**TASK STATEMENT:** Exclude the pictures from your copy, and reproduce each entry below verbatim.

**AVAILABLE RECORDS:**
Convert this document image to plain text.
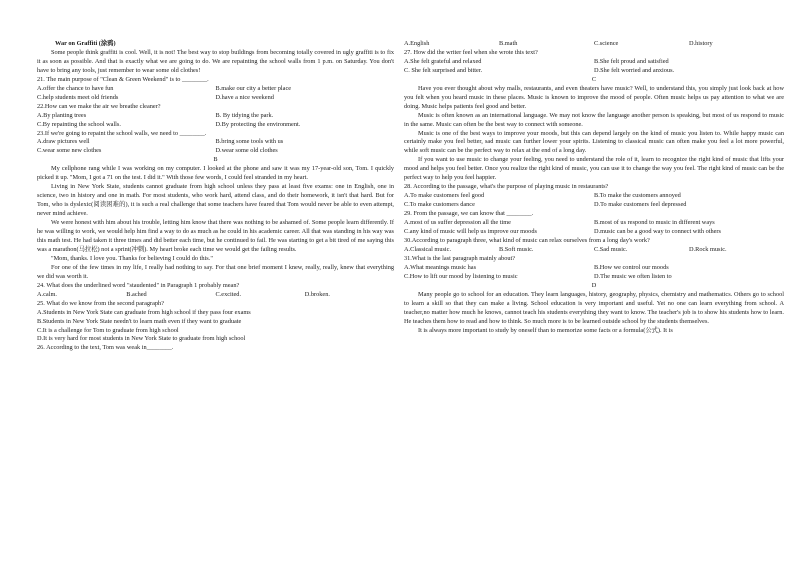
War on Graffiti (涂鸦)

Some people think graffiti is cool. Well, it is not! The best way to stop buildings from becoming totally covered in ugly graffiti is to fix it as soon as possible. And that is exactly what we are going to do. We are repainting the school walls from 1 p.m. on Saturday. You don't have to bring any tools, just remember to wear some old clothes!

21. The main purpose of "Clean & Green Weekend" is to ________.

A.offer the chance to have fun	B.make our city a better place
C.help students meet old friends	D.have a nice weekend

22.How can we make the air we breathe cleaner?

A.By planting trees	B. By tidying the park.
C.By repainting the school walls.	D.By protecting the environment.

23.If we're going to repaint the school walls, we need to ________.

A.draw pictures well	B.bring some tools with us
C.wear some new clothes	D.wear some old clothes

B

My cellphone rang while I was working on my computer. I looked at the phone and saw it was my 17-year-old son, Tom. I quickly picked it up. "Mom, I got a 71 on the test. I did it." With those few words, I could feel stranded in my heart.

Living in New York State, students cannot graduate from high school unless they pass at least five exams: one in English, one in science, two in history and one in math. For most students, who work hard, attend class, and do their homework, it isn't that hard. But for Tom, who is dyslexic(阅读困难的), it is such a real challenge that some teachers have feared that Tom would never be able to even attempt, never mind achieve.

We were honest with him about his trouble, letting him know that there was nothing to be ashamed of. Some people learn differently. If he was willing to work, we would help him find a way to do as much as he could in his academic career. All that was standing in his way was this math test. He had taken it three times and did better each time, but he continued to fail. He was starting to get a bit tired of me saying this was a marathon(马拉松) not a sprint(冲刺). My heart broke each time we would get the failing results.

"Mom, thanks. I love you. Thanks for believing I could do this."

For one of the few times in my life, I really had nothing to say. For that one brief moment I knew, really, really, knew that everything we did was worth it.

24. What does the underlined word "staudented" in Paragraph 1 probably mean?

A.calm.	B.ached	C.excited.	D.broken.

25. What do we know from the second paragraph?

A.Students in New York State can graduate from high school if they pass four exams

B.Students in New York State needn't to learn math even if they want to graduate

C.It is a challenge for Tom to graduate from high school

D.It is very hard for most students in New York State to graduate from high school

26. According to the text, Tom was weak in________.

A.English	B.math	C.science	D.history

27. How did the writer feel when she wrote this text?

A.She felt grateful and relaxed	B.She felt proud and satisfied
C. She felt surprised and bitter.	D.She felt worried and anxious.

C

Have you ever thought about why malls, restaurants, and even theaters have music? Well, to understand this, you simply just look back at how you felt when you heard music in these places. Music is known to improve the mood of people. Often music helps us pay attention to what we are doing. Music helps patients feel good and better.

Music is often known as an international language. We may not know the language another person is speaking, but most of us respond to music in the same. Music can often be the best way to connect with someone.

Music is one of the best ways to improve your moods, but this can depend largely on the kind of music you listen to. While happy music can certainly make you feel better, sad music can further lower your spirits. Listening to classical music can often make you feel a lot more powerful, while soft music can be the perfect way to relax at the end of a long day.

If you want to use music to change your feeling, you need to understand the role of it, learn to recognize the right kind of music that lifts your mood and helps you feel better. Once you realize the right kind of music, you can use it to change the way you feel. The right kind of music can be the perfect way to help you feel happier.

28. According to the passage, what's the purpose of playing music in restaurants?

A.To make customers feel good	B.To make the customers annoyed
C.To make customers dance	D.To make customers feel depressed

29. From the passage, we can know that ________.

A.most of us suffer depression all the time	B.most of us respond to music in different ways
C.any kind of music will help us improve our moods	D.music can be a good way to connect with others

30.According to paragraph three, what kind of music can relax ourselves from a long day's work?

A.Classical music.	B.Soft music.	C.Sad music.	D.Rock music.

31.What is the last paragraph mainly about?

A.What meanings music has	B.How we control our moods
C.How to lift our mood by listening to music	D.The music we often listen to

D

Many people go to school for an education. They learn languages, history, geography, physics, chemistry and mathematics. Others go to school to learn a skill so that they can make a living. School education is very important and useful. Yet no one can learn everything from school. A teacher,no matter how much he knows, cannot teach his students everything they want to know. The teacher's job is to show his students how to learn. He teaches them how to read and how to think. So much more is to be learned outside school by the students themselves.

It is always more important to study by oneself than to memorize some facts or a formula(公式). It is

**ANSWER FOR THE TASK:**
Convert this document image to plain text.
War on Graffiti (涂鸦)

Some people think graffiti is cool. Well, it is not! The best way to stop buildings from becoming totally covered in ugly graffiti is to fix it as soon as possible. And that is exactly what we are going to do. We are repainting the school walls from 1 p.m. on Saturday. You don't have to bring any tools, just remember to wear some old clothes!

21. The main purpose of "Clean & Green Weekend" is to ________.

A.offer the chance to have fun	B.make our city a better place
C.help students meet old friends	D.have a nice weekend

22.How can we make the air we breathe cleaner?

A.By planting trees	B. By tidying the park.
C.By repainting the school walls.	D.By protecting the environment.

23.If we're going to repaint the school walls, we need to ________.

A.draw pictures well	B.bring some tools with us
C.wear some new clothes	D.wear some old clothes

B

My cellphone rang while I was working on my computer. I looked at the phone and saw it was my 17-year-old son, Tom. I quickly picked it up. "Mom, I got a 71 on the test. I did it." With those few words, I could feel stranded in my heart.

Living in New York State, students cannot graduate from high school unless they pass at least five exams: one in English, one in science, two in history and one in math. For most students, who work hard, attend class, and do their homework, it isn't that hard. But for Tom, who is dyslexic(阅读困难的), it is such a real challenge that some teachers have feared that Tom would never be able to even attempt, never mind achieve.

We were honest with him about his trouble, letting him know that there was nothing to be ashamed of. Some people learn differently. If he was willing to work, we would help him find a way to do as much as he could in his academic career. All that was standing in his way was this math test. He had taken it three times and did better each time, but he continued to fail. He was starting to get a bit tired of me saying this was a marathon(马拉松) not a sprint(冲刺). My heart broke each time we would get the failing results.

"Mom, thanks. I love you. Thanks for believing I could do this."

For one of the few times in my life, I really had nothing to say. For that one brief moment I knew, really, really, knew that everything we did was worth it.

24. What does the underlined word "staudented" in Paragraph 1 probably mean?

A.calm.	B.ached	C.excited.	D.broken.

25. What do we know from the second paragraph?

A.Students in New York State can graduate from high school if they pass four exams

B.Students in New York State needn't to learn math even if they want to graduate

C.It is a challenge for Tom to graduate from high school

D.It is very hard for most students in New York State to graduate from high school

26. According to the text, Tom was weak in________.

A.English	B.math	C.science	D.history

27. How did the writer feel when she wrote this text?

A.She felt grateful and relaxed	B.She felt proud and satisfied
C. She felt surprised and bitter.	D.She felt worried and anxious.

C

Have you ever thought about why malls, restaurants, and even theaters have music? Well, to understand this, you simply just look back at how you felt when you heard music in these places. Music is known to improve the mood of people. Often music helps us pay attention to what we are doing. Music helps patients feel good and better.

Music is often known as an international language. We may not know the language another person is speaking, but most of us respond to music in the same. Music can often be the best way to connect with someone.

Music is one of the best ways to improve your moods, but this can depend largely on the kind of music you listen to. While happy music can certainly make you feel better, sad music can further lower your spirits. Listening to classical music can often make you feel a lot more powerful, while soft music can be the perfect way to relax at the end of a long day.

If you want to use music to change your feeling, you need to understand the role of it, learn to recognize the right kind of music that lifts your mood and helps you feel better. Once you realize the right kind of music, you can use it to change the way you feel. The right kind of music can be the perfect way to help you feel happier.

28. According to the passage, what's the purpose of playing music in restaurants?

A.To make customers feel good	B.To make the customers annoyed
C.To make customers dance	D.To make customers feel depressed

29. From the passage, we can know that ________.

A.most of us suffer depression all the time	B.most of us respond to music in different ways
C.any kind of music will help us improve our moods	D.music can be a good way to connect with others

30.According to paragraph three, what kind of music can relax ourselves from a long day's work?

A.Classical music.	B.Soft music.	C.Sad music.	D.Rock music.

31.What is the last paragraph mainly about?

A.What meanings music has	B.How we control our moods
C.How to lift our mood by listening to music	D.The music we often listen to

D

Many people go to school for an education. They learn languages, history, geography, physics, chemistry and mathematics. Others go to school to learn a skill so that they can make a living. School education is very important and useful. Yet no one can learn everything from school. A teacher,no matter how much he knows, cannot teach his students everything they want to know. The teacher's job is to show his students how to learn. He teaches them how to read and how to think. So much more is to be learned outside school by the students themselves.

It is always more important to study by oneself than to memorize some facts or a formula(公式). It is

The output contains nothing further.